[Exercise materials start]

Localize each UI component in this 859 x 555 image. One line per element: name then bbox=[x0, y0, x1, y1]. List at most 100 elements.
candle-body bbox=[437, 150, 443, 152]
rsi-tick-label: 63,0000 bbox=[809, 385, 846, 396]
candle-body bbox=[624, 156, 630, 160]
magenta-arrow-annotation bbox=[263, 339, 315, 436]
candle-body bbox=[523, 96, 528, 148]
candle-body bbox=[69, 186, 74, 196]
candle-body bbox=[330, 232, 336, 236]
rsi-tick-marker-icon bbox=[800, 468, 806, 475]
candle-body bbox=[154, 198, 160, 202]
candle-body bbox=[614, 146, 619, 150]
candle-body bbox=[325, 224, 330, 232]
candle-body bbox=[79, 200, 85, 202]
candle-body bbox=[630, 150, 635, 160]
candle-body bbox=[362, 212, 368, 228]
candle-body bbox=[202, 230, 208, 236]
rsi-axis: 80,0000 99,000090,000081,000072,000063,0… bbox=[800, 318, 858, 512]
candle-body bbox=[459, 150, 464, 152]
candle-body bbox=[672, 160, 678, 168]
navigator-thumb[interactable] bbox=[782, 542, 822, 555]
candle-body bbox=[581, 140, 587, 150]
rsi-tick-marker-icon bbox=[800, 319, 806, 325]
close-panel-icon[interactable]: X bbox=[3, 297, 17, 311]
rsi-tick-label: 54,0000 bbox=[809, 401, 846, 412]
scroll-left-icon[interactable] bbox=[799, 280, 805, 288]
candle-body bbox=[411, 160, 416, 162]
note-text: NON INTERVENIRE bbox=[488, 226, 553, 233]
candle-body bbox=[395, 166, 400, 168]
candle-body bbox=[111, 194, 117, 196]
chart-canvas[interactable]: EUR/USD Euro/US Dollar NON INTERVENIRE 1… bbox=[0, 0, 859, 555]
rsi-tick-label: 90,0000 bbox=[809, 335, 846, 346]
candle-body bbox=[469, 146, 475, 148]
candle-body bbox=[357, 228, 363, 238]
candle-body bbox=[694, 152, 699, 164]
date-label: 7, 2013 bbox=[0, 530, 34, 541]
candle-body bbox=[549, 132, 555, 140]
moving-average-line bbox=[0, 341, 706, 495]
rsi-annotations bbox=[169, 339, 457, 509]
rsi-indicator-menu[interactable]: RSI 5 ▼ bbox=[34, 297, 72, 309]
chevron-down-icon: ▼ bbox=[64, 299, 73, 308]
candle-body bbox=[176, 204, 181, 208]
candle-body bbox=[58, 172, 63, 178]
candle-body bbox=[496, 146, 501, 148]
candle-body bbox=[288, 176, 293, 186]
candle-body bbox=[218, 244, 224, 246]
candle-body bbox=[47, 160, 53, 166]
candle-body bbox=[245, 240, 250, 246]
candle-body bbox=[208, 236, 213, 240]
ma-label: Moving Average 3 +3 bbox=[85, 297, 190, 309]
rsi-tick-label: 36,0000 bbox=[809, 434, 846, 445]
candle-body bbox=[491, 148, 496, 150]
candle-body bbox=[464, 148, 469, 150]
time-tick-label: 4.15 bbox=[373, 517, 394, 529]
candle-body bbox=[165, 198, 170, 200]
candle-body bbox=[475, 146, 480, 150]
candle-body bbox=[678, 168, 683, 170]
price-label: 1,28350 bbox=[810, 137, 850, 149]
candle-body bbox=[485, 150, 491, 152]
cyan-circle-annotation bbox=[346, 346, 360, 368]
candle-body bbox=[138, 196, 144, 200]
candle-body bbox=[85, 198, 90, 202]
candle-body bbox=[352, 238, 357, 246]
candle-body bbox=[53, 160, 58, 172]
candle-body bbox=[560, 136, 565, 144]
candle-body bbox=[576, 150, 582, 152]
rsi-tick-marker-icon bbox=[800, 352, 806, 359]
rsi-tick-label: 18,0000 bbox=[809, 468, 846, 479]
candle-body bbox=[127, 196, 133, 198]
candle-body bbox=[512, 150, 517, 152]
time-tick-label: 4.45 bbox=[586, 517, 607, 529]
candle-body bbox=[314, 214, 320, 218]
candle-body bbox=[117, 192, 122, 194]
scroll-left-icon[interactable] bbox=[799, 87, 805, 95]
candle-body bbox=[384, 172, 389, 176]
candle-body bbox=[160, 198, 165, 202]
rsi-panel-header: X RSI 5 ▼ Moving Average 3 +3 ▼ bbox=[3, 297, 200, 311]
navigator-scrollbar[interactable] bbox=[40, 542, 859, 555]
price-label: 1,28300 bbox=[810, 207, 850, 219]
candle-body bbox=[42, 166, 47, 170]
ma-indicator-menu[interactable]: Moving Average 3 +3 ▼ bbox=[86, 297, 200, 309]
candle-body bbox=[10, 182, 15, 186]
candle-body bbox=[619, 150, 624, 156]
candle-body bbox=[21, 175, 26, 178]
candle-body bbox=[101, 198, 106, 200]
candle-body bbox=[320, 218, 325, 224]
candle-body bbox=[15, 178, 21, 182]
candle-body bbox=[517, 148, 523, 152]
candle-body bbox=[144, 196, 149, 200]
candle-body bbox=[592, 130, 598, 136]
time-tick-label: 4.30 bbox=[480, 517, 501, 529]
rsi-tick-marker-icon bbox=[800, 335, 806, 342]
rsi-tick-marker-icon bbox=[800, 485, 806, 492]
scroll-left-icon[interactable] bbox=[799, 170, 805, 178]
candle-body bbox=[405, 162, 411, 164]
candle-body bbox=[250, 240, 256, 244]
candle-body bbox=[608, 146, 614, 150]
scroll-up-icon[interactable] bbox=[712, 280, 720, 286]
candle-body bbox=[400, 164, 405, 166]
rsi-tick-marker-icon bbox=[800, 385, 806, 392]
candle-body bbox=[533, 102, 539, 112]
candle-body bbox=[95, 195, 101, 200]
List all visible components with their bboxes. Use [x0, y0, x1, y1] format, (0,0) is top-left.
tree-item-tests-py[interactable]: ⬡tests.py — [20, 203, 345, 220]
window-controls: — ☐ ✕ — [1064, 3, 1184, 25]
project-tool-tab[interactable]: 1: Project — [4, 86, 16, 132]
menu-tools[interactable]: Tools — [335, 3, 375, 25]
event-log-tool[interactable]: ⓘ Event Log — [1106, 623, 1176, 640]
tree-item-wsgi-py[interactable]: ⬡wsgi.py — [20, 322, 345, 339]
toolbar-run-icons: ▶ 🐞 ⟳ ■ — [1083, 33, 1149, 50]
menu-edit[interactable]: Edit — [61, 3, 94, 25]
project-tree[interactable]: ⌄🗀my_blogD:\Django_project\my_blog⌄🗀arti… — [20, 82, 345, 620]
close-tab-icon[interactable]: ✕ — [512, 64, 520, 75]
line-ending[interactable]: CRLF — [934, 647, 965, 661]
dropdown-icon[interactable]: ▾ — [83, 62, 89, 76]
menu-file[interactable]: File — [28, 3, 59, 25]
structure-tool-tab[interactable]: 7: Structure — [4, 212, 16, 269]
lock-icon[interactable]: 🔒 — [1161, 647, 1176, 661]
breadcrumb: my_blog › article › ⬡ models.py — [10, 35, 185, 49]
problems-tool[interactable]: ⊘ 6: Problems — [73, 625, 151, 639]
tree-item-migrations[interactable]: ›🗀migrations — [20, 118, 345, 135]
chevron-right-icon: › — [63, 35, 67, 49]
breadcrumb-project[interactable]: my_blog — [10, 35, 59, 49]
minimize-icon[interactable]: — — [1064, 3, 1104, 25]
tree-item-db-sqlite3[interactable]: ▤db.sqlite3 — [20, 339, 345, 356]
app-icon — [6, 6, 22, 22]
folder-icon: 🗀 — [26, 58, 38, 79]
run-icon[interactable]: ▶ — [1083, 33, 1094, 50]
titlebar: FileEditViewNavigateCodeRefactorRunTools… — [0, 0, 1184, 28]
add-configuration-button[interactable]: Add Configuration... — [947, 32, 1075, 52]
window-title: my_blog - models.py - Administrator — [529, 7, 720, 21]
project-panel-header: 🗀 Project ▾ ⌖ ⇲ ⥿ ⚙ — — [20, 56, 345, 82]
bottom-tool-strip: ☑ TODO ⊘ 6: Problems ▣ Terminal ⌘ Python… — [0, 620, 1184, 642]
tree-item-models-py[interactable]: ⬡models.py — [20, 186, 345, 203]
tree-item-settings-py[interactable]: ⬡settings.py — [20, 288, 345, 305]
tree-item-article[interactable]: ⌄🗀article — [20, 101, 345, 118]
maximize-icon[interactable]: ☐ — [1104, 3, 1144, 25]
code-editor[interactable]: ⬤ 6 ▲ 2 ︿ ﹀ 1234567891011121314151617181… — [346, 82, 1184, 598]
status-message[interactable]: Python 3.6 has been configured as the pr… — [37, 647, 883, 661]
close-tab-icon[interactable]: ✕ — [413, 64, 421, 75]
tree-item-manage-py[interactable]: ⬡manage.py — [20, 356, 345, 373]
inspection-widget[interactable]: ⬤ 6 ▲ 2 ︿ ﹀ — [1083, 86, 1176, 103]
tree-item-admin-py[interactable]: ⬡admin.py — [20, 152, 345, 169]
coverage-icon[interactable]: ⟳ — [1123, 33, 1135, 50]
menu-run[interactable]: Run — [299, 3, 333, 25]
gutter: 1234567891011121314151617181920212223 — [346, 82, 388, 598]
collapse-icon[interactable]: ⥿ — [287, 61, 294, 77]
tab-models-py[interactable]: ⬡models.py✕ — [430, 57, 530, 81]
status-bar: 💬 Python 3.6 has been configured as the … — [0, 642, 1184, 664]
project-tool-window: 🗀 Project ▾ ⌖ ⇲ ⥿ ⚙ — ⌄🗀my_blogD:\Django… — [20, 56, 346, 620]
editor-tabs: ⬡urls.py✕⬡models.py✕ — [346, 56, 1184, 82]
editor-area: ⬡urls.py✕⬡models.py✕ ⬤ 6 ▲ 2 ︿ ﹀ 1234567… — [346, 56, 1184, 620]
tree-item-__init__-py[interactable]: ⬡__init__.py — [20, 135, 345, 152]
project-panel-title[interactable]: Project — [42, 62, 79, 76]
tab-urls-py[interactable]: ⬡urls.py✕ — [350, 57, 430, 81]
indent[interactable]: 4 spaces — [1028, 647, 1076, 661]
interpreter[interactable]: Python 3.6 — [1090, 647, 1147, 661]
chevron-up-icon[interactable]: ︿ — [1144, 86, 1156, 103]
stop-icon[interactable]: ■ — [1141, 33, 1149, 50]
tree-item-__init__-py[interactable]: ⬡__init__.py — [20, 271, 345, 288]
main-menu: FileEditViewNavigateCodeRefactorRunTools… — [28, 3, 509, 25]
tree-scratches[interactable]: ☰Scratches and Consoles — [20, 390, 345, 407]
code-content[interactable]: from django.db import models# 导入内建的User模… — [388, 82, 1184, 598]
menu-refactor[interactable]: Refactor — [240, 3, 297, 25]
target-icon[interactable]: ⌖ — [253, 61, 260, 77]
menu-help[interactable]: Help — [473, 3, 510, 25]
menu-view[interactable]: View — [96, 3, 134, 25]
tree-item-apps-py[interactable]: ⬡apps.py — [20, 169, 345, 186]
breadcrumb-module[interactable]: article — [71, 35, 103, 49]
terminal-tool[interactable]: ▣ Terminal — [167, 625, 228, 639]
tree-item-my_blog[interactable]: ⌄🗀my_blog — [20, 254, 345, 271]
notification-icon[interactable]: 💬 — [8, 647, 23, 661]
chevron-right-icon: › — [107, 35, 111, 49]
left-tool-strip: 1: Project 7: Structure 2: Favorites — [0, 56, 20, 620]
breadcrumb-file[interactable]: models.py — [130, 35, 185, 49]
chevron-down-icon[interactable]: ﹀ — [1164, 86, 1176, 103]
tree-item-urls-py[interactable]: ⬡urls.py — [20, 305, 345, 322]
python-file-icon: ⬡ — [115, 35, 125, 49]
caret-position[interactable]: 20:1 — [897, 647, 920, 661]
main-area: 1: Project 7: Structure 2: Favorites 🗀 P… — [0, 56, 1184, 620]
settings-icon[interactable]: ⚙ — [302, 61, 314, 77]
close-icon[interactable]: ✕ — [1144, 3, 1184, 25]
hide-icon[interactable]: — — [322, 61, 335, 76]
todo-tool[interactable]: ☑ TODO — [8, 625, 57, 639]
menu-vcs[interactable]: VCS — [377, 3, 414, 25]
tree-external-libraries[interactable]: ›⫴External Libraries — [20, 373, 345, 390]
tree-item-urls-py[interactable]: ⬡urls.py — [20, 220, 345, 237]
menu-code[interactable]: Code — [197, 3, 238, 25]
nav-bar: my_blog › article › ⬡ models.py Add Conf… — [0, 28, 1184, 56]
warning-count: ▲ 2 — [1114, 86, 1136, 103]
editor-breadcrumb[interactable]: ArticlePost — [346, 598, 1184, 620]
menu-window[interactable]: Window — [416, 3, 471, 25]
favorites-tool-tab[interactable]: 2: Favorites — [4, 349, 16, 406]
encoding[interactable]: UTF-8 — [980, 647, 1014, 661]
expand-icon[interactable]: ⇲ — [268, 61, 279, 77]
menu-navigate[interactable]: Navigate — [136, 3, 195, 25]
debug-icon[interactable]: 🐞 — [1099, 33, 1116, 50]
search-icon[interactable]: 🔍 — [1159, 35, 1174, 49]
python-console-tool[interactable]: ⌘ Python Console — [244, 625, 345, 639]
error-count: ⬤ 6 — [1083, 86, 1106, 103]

[Exercise materials end]

Could you repeat the records from the very beginning down through the line containing "rsi-tick-label: 63,0000 bbox=[809, 385, 846, 396]", renaming "candle-body" to "candle-wick" while keeping everything else unchanged, and give only those lines?

Complete response:
Localize each UI component in this 859 x 555 image. One line per element: name then bbox=[x0, y0, x1, y1]. List at most 100 elements.
candle-wick bbox=[437, 150, 443, 152]
rsi-tick-label: 63,0000 bbox=[809, 385, 846, 396]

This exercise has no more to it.